Show every line below where "ylabel" can be found.
·····
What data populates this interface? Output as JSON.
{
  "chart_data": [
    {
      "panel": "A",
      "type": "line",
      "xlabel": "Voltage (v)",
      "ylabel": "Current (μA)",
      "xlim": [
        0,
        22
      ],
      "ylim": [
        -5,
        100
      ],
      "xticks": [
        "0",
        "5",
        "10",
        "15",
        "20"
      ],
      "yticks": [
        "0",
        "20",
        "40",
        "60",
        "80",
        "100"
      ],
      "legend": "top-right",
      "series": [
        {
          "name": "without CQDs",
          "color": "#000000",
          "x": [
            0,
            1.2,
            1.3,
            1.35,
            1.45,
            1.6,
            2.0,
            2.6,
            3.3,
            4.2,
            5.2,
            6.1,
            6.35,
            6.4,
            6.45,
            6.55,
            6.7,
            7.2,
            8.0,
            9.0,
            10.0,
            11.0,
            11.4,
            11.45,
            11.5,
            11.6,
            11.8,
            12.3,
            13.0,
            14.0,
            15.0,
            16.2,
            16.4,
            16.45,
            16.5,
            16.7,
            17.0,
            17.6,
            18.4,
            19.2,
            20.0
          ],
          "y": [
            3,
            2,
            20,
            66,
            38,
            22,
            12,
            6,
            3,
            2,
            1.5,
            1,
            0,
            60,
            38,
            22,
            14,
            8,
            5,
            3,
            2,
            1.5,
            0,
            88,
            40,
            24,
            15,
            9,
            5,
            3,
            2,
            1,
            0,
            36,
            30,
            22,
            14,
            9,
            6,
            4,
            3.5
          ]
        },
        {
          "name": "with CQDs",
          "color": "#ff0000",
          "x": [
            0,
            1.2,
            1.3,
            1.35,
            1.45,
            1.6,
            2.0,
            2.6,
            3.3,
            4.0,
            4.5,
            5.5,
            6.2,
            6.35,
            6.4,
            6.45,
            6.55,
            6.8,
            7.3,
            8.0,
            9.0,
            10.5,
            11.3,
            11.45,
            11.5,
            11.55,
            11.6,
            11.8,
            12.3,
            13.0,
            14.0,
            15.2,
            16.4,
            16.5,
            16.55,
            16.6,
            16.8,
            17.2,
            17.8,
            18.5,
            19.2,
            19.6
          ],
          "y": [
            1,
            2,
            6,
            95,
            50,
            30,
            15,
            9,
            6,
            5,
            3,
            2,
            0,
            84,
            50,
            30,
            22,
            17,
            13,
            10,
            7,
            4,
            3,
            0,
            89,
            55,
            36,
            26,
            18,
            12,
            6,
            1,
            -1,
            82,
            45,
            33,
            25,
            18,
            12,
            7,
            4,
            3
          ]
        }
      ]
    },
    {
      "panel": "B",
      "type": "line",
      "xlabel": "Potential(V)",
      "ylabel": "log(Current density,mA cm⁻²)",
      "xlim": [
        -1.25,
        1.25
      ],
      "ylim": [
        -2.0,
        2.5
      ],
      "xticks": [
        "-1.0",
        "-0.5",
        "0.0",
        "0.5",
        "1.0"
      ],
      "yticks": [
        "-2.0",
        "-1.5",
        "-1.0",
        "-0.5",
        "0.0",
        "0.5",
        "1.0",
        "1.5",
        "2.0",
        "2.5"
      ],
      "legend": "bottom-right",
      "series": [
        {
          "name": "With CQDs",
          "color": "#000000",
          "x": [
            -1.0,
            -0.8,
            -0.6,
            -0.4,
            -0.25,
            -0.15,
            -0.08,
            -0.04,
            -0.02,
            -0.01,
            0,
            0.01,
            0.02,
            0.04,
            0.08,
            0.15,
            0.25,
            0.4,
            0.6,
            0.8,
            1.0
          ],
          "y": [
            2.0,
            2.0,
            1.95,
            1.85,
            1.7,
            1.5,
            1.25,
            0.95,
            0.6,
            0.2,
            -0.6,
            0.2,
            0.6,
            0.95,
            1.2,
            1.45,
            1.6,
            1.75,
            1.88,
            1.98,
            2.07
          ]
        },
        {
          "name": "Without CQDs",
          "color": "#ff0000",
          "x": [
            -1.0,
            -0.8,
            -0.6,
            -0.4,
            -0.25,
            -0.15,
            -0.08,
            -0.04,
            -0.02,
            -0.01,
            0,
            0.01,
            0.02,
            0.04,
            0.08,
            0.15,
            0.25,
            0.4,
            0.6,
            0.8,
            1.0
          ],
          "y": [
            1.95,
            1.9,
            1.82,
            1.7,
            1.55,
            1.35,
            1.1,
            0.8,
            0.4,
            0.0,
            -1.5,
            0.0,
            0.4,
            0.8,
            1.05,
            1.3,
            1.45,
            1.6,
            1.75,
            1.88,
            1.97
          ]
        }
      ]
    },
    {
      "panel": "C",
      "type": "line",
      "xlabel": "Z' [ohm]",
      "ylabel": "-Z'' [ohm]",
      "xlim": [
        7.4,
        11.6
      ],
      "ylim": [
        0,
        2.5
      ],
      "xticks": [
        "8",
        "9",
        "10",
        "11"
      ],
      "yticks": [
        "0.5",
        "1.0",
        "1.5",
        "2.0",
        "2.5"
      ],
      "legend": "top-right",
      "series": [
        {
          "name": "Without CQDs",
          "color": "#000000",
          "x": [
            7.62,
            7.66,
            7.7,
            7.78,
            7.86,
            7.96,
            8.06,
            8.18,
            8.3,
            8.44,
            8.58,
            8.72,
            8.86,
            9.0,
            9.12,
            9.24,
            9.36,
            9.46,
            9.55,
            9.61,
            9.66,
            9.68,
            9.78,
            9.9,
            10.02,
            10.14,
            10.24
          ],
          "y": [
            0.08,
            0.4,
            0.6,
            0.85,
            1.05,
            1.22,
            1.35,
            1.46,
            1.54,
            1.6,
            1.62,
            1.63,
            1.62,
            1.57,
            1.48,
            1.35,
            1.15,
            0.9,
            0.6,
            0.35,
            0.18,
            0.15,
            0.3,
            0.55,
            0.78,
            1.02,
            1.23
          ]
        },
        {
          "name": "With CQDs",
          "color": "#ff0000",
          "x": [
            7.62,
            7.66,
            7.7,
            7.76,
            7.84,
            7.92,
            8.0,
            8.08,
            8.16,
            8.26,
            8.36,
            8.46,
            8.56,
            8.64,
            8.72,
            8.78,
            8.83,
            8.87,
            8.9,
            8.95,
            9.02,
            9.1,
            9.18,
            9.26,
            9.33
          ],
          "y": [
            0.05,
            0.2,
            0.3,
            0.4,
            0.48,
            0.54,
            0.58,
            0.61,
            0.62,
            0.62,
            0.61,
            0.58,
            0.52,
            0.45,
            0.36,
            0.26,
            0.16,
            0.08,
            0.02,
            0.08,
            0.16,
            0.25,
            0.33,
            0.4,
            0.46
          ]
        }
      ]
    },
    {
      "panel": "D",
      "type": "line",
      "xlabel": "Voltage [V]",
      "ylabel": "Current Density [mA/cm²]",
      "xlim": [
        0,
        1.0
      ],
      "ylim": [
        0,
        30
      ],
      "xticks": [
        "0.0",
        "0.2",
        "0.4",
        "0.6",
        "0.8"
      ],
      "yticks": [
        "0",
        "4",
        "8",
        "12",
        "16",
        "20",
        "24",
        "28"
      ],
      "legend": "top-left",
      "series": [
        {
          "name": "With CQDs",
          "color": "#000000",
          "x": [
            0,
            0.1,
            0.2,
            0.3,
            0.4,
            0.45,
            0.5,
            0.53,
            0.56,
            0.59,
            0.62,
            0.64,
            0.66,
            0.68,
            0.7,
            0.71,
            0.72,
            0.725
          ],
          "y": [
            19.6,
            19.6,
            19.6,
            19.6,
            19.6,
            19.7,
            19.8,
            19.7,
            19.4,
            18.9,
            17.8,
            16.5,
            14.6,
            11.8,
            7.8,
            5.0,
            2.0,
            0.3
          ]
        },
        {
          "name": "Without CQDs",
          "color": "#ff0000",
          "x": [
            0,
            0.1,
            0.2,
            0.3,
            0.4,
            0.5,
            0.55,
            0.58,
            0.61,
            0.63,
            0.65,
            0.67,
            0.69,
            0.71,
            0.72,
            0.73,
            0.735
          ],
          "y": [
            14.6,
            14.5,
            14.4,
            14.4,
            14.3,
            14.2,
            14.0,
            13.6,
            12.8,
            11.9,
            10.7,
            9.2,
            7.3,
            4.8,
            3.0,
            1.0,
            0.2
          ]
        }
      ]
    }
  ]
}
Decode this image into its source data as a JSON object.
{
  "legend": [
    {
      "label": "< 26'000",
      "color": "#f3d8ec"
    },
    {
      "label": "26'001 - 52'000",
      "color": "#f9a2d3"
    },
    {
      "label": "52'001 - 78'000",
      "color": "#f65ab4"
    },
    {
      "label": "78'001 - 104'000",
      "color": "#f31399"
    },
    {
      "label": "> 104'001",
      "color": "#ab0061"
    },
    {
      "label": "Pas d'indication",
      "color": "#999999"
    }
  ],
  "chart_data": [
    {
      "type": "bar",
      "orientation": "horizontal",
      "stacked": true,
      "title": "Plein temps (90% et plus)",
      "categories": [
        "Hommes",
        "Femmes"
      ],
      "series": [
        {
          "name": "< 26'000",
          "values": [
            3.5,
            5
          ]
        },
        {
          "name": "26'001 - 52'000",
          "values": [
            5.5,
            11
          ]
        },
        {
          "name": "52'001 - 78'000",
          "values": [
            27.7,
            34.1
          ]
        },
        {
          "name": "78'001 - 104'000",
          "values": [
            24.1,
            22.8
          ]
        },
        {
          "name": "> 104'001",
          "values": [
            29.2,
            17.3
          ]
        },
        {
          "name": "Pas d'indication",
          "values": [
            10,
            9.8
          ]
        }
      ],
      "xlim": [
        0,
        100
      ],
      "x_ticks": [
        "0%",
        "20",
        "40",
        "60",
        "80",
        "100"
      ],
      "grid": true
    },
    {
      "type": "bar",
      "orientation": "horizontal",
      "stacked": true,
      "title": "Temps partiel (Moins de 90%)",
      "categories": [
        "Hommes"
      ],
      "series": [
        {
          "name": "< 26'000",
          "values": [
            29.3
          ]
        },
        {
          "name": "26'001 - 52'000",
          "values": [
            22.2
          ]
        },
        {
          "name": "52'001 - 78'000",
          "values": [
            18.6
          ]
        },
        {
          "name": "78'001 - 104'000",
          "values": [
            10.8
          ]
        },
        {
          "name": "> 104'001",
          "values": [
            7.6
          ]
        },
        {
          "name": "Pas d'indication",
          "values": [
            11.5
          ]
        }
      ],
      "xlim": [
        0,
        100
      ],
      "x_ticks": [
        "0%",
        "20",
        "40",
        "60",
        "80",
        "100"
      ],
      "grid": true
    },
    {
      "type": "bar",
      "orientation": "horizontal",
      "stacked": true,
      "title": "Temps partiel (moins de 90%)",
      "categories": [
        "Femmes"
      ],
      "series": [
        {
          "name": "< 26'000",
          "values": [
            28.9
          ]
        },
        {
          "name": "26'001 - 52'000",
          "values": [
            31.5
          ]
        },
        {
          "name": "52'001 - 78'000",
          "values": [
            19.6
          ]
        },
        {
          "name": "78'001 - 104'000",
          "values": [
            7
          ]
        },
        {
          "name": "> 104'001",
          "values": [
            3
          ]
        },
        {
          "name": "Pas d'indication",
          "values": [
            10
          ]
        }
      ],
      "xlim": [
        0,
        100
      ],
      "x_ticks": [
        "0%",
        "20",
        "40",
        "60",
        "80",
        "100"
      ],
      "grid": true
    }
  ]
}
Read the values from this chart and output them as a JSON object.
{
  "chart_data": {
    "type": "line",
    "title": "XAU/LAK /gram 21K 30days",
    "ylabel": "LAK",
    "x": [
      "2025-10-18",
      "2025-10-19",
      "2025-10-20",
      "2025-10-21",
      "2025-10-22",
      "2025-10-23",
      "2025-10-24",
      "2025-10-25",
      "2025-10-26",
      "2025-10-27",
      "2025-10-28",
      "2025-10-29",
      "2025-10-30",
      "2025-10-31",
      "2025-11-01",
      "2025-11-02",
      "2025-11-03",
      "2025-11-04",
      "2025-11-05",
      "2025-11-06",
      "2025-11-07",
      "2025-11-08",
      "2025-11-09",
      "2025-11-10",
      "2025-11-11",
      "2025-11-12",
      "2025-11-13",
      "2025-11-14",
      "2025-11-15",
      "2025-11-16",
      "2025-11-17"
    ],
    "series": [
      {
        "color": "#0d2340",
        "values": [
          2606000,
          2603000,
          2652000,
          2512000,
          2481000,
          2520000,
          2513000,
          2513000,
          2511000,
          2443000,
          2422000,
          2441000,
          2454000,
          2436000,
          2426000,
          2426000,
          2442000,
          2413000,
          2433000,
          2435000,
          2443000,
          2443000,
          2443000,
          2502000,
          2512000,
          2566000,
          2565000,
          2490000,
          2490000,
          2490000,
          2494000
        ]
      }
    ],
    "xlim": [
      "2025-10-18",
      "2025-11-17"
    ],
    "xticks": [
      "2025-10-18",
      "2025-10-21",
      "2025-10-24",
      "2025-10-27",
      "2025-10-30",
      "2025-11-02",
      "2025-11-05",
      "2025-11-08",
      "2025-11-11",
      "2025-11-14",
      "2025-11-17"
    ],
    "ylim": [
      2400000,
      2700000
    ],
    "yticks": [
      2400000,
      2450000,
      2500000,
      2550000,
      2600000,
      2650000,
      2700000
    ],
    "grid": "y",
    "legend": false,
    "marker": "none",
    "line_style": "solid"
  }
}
·····
Output below:
      "ylabel": "Current (μA)",
      "ylabel": "log(Current density,mA cm⁻²)",
      "ylabel": "-Z'' [ohm]",
      "ylabel": "Current Density [mA/cm²]",
    "ylabel": "LAK",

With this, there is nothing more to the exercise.